Repeat the records below exactly, leaving out any pictures.

Entries provided:
* * * * *
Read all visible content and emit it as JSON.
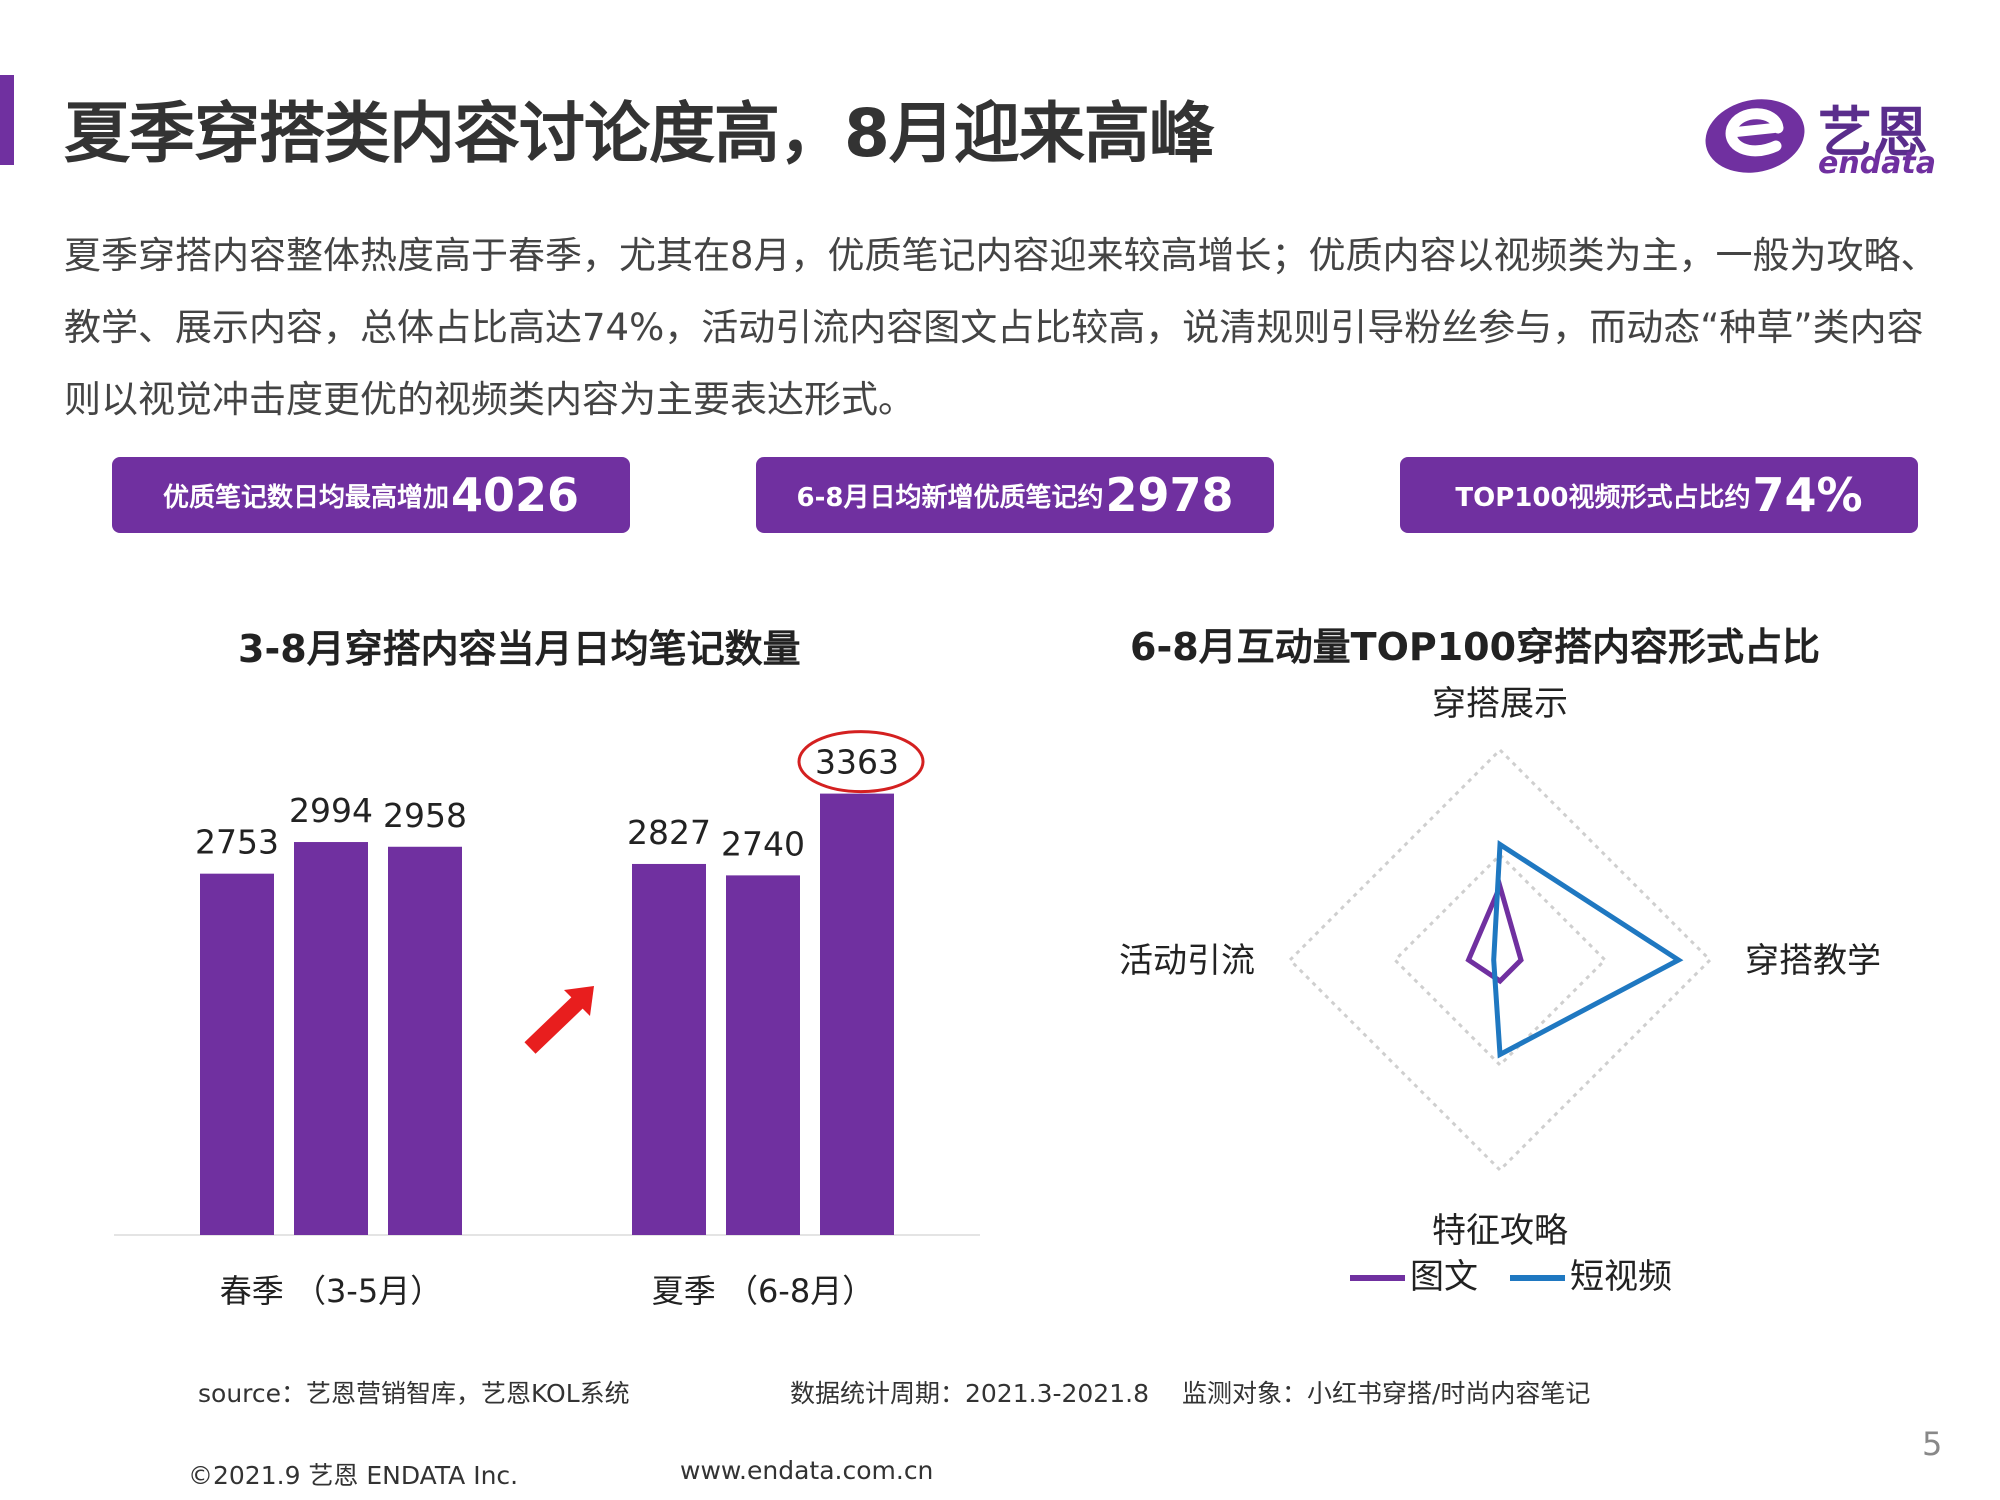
{
  "header": {
    "title": "夏季穿搭类内容讨论度高，8月迎来高峰",
    "logo_cn": "艺恩",
    "logo_en": "endata"
  },
  "description": "夏季穿搭内容整体热度高于春季，尤其在8月，优质笔记内容迎来较高增长；优质内容以视频类为主，一般为攻略、教学、展示内容，总体占比高达74%，活动引流内容图文占比较高，说清规则引导粉丝参与，而动态“种草”类内容则以视觉冲击度更优的视频类内容为主要表达形式。",
  "kpis": [
    {
      "label": "优质笔记数日均最高增加",
      "value": "4026"
    },
    {
      "label": "6-8月日均新增优质笔记约",
      "value": "2978"
    },
    {
      "label": "TOP100视频形式占比约",
      "value": "74%"
    }
  ],
  "colors": {
    "accent": "#7030a0",
    "image_text": "#7030a0",
    "short_video": "#1f78c1",
    "highlight_circle": "#d42020",
    "arrow": "#e81e1e"
  },
  "chart_data": [
    {
      "type": "bar",
      "title": "3-8月穿搭内容当月日均笔记数量",
      "groups": [
        {
          "label": "春季  （3-5月）",
          "values": [
            2753,
            2994,
            2958
          ]
        },
        {
          "label": "夏季  （6-8月）",
          "values": [
            2827,
            2740,
            3363
          ]
        }
      ],
      "highlight_value": 3363,
      "ylim": [
        0,
        4000
      ],
      "grid": false,
      "legend": "none"
    },
    {
      "type": "radar",
      "title": "6-8月互动量TOP100穿搭内容形式占比",
      "axes": [
        "穿搭展示",
        "穿搭教学",
        "特征攻略",
        "活动引流"
      ],
      "rmax": 1.0,
      "rings": [
        0.5,
        1.0
      ],
      "series": [
        {
          "name": "图文",
          "values": [
            0.35,
            0.1,
            0.1,
            0.15
          ],
          "color": "#7030a0"
        },
        {
          "name": "短视频",
          "values": [
            0.55,
            0.85,
            0.45,
            0.03
          ],
          "color": "#1f78c1"
        }
      ],
      "legend_position": "bottom"
    }
  ],
  "footer": {
    "source": "source：艺恩营销智库，艺恩KOL系统",
    "period": "数据统计周期：2021.3-2021.8",
    "target": "监测对象：小红书穿搭/时尚内容笔记",
    "copyright": "©2021.9 艺恩 ENDATA Inc.",
    "website": "www.endata.com.cn",
    "page_number": "5"
  }
}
* * * * *
Result of this exercise:
Read all visible content and emit it as JSON.
{
  "header": {
    "title": "夏季穿搭类内容讨论度高，8月迎来高峰",
    "logo_cn": "艺恩",
    "logo_en": "endata"
  },
  "description": "夏季穿搭内容整体热度高于春季，尤其在8月，优质笔记内容迎来较高增长；优质内容以视频类为主，一般为攻略、教学、展示内容，总体占比高达74%，活动引流内容图文占比较高，说清规则引导粉丝参与，而动态“种草”类内容则以视觉冲击度更优的视频类内容为主要表达形式。",
  "kpis": [
    {
      "label": "优质笔记数日均最高增加",
      "value": "4026"
    },
    {
      "label": "6-8月日均新增优质笔记约",
      "value": "2978"
    },
    {
      "label": "TOP100视频形式占比约",
      "value": "74%"
    }
  ],
  "colors": {
    "accent": "#7030a0",
    "image_text": "#7030a0",
    "short_video": "#1f78c1",
    "highlight_circle": "#d42020",
    "arrow": "#e81e1e"
  },
  "chart_data": [
    {
      "type": "bar",
      "title": "3-8月穿搭内容当月日均笔记数量",
      "groups": [
        {
          "label": "春季  （3-5月）",
          "values": [
            2753,
            2994,
            2958
          ]
        },
        {
          "label": "夏季  （6-8月）",
          "values": [
            2827,
            2740,
            3363
          ]
        }
      ],
      "highlight_value": 3363,
      "ylim": [
        0,
        4000
      ],
      "grid": false,
      "legend": "none"
    },
    {
      "type": "radar",
      "title": "6-8月互动量TOP100穿搭内容形式占比",
      "axes": [
        "穿搭展示",
        "穿搭教学",
        "特征攻略",
        "活动引流"
      ],
      "rmax": 1.0,
      "rings": [
        0.5,
        1.0
      ],
      "series": [
        {
          "name": "图文",
          "values": [
            0.35,
            0.1,
            0.1,
            0.15
          ],
          "color": "#7030a0"
        },
        {
          "name": "短视频",
          "values": [
            0.55,
            0.85,
            0.45,
            0.03
          ],
          "color": "#1f78c1"
        }
      ],
      "legend_position": "bottom"
    }
  ],
  "footer": {
    "source": "source：艺恩营销智库，艺恩KOL系统",
    "period": "数据统计周期：2021.3-2021.8",
    "target": "监测对象：小红书穿搭/时尚内容笔记",
    "copyright": "©2021.9 艺恩 ENDATA Inc.",
    "website": "www.endata.com.cn",
    "page_number": "5"
  }
}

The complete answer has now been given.